■ **SOURCE PASSAGE**
---*---

I apologize if this is out there already but I didn't find my answer with the couple of searches that I did.

I've got a cb750 k6 and I recently cleaned/rebuilt my carbs- and I'll be the first to admit that probably wasn't qualified to do it.  Part of this experience is supposed to be me learning to maintain and service this bike and I know I've still got LOTS to learn- and I want to learn it.

Prior to the cleaning and rebuilding, the bike was running pretty good- pulled very strongly through the power band.  It was tough to start at times and as it was new to me I figured I'd clean the carbs and go through them as best I could to try to increase my understanding of how they work, and what kind of shape they were in.

The carbs were cleaned in diluted Simple Green in an ultrasonic cleaner, rinsed in water and blown out with a compressor.  Bowls were cleaned with carb cleaner and a toothbrush.  They were rebuilt with Keyster kits.  40 slows.  110 jets.  Floats set at 26mm (although I haven't checked them with the bowls on).  I moved the needle back to the center gap (which raised the clip one step from the previous setting) and the air screws are set at 1 full turn out vs the 1/2 turn they were at when I pulled them apart.

---*---

■ **TASK SET**
1. From the carb rebuild post, list every product or tool it says was used to clean the carbs or their bowls.
2. Retype part of the carb rebuild post word for word, starting at the words "I apologize if" and ending after the words "to learn it.".

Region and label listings
---*---

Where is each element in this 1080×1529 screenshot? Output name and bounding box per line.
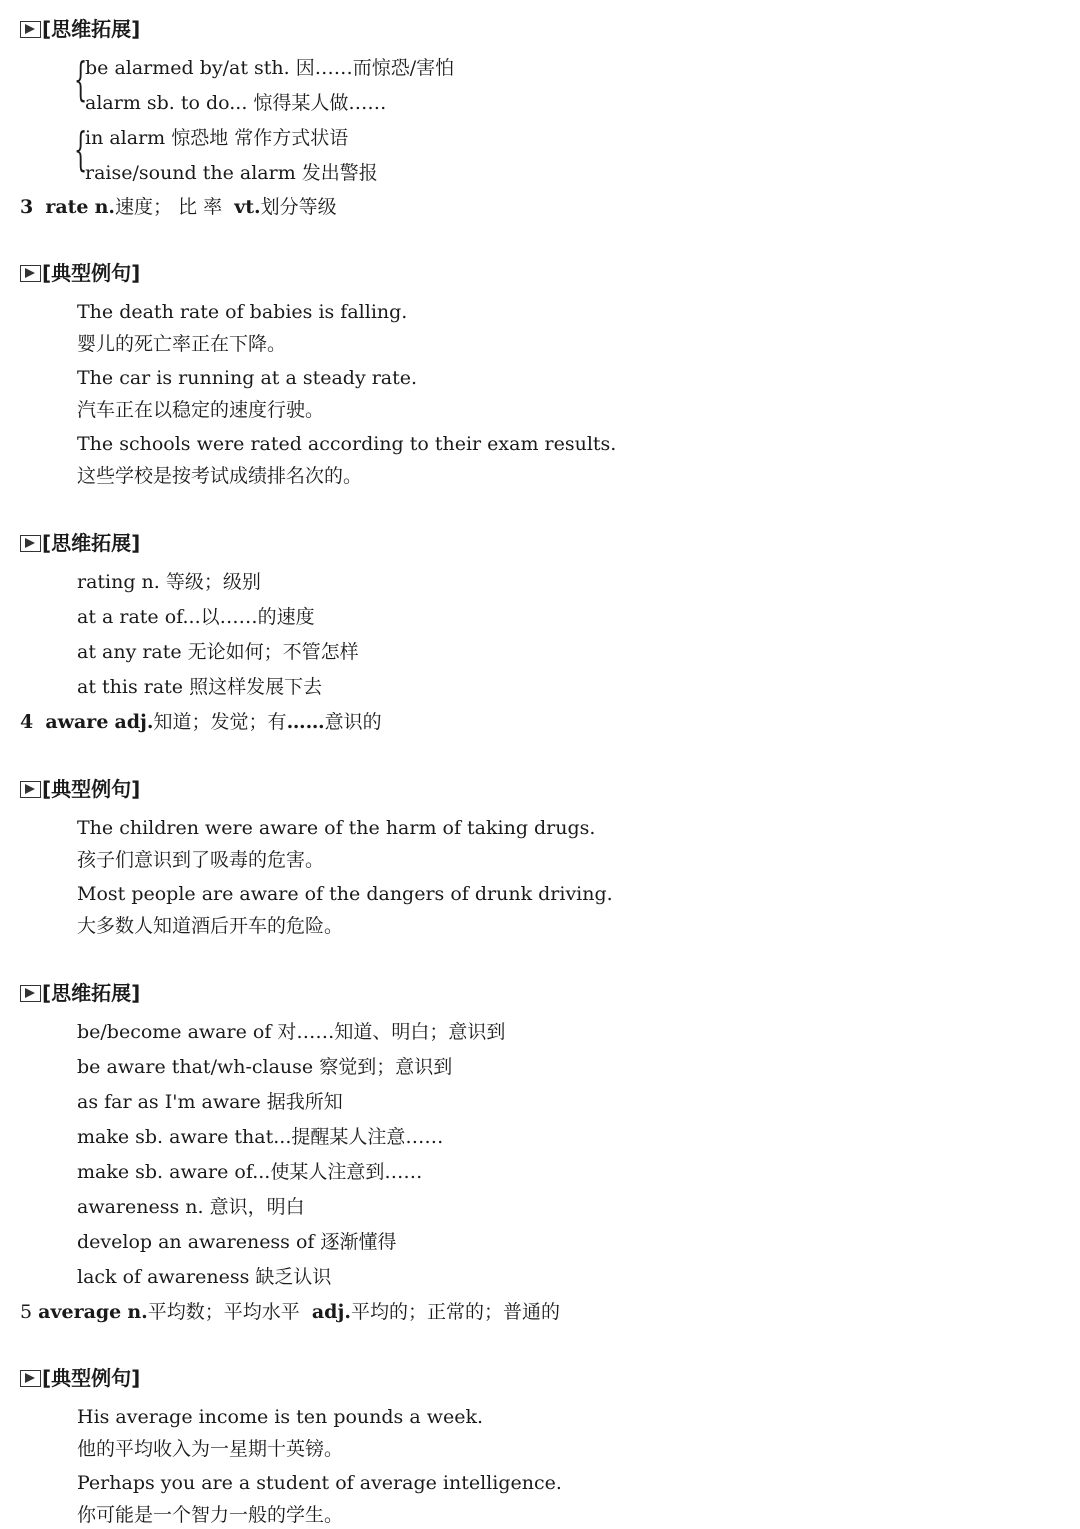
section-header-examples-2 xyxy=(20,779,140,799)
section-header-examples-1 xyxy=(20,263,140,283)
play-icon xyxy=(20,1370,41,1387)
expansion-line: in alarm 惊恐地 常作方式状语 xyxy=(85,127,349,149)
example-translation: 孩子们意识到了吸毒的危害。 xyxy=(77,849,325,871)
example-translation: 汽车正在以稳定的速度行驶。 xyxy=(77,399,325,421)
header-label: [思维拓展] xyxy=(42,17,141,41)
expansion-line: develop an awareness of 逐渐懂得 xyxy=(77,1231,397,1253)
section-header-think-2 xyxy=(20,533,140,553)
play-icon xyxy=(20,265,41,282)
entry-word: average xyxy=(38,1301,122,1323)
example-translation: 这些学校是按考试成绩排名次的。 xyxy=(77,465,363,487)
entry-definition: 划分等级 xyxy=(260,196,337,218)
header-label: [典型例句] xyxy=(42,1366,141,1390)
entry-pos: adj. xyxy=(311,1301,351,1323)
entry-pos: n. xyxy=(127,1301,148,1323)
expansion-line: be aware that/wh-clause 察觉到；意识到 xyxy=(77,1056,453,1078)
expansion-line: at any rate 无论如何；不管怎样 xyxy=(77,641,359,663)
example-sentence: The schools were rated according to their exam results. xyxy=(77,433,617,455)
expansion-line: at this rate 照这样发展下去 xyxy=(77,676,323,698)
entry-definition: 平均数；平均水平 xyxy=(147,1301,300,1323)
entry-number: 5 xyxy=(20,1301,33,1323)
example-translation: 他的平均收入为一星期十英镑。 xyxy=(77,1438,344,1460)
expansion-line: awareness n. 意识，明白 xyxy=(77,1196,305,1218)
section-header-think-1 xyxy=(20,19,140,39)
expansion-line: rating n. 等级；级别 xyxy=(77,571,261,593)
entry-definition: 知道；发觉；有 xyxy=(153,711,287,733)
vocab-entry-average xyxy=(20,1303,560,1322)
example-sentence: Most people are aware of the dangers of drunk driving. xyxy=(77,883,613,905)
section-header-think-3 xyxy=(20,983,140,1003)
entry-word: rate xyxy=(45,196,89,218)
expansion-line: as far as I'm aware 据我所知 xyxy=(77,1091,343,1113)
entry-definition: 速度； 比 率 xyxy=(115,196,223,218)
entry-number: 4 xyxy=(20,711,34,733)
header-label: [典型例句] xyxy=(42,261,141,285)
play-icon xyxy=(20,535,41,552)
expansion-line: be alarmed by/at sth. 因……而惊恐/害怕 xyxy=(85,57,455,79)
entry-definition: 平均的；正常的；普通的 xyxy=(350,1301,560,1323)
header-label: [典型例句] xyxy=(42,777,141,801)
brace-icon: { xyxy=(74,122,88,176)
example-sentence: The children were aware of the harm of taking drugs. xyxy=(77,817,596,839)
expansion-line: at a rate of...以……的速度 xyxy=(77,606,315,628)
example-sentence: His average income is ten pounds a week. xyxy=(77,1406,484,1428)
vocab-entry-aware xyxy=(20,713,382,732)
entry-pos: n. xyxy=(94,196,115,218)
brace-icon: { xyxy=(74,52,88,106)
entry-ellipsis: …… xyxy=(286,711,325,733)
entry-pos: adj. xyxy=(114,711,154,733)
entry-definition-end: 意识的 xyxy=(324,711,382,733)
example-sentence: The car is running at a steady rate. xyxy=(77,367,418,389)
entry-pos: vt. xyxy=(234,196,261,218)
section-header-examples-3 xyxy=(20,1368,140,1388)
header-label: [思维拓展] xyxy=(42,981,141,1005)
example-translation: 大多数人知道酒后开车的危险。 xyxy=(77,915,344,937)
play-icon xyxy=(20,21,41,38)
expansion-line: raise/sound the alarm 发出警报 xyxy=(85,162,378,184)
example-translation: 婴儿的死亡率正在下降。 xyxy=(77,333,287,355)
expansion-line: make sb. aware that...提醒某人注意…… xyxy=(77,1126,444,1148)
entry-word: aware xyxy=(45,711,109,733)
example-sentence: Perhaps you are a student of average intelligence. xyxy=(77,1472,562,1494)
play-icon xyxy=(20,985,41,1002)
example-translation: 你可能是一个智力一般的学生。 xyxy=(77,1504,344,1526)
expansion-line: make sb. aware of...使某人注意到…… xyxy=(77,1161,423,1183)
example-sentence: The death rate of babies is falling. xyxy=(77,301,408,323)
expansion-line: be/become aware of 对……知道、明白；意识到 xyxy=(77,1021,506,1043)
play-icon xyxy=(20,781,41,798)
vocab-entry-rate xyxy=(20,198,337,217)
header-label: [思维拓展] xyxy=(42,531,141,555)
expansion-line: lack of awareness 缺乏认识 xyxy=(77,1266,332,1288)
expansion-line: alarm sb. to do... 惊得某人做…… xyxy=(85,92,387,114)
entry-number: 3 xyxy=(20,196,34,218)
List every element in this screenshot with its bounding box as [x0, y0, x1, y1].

---*---

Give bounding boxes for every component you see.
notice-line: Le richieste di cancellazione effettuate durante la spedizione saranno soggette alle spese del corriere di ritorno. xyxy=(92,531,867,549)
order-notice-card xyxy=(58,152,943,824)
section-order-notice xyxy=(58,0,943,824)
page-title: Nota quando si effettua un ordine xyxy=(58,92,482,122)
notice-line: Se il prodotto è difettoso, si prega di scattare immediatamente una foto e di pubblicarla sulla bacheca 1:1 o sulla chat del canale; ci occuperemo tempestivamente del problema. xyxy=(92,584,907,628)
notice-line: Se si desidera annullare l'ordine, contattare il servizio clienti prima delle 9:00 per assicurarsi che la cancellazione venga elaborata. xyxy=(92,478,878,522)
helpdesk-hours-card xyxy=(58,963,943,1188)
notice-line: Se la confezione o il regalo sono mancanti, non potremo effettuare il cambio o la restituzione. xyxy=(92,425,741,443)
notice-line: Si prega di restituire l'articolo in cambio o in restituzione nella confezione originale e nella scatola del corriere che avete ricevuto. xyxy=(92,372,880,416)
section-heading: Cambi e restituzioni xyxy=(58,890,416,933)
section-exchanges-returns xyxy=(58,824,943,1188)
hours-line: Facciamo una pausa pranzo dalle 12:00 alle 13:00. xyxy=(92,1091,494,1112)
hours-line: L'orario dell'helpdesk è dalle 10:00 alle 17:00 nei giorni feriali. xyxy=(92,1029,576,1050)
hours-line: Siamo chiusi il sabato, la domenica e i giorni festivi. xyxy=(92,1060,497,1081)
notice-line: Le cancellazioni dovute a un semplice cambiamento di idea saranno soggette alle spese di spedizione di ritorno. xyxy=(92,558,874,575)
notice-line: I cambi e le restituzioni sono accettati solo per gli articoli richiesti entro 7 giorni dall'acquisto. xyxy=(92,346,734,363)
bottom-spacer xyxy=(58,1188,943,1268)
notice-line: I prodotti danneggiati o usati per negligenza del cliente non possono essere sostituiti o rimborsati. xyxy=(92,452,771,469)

---*---

■ **SOLUTIONS IN ORDER**
1. diluted Simple Green, an ultrasonic cleaner, water, a compressor, carb cleaner, a toothbrush

2.
I apologize if this is out there already but I didn't find my answer with the couple of searches that I did.

I've got a cb750 k6 and I recently cleaned/rebuilt my carbs- and I'll be the first to admit that probably wasn't qualified to do it.  Part of this experience is supposed to be me learning to maintain and service this bike and I know I've still got LOTS to learn- and I want to learn it.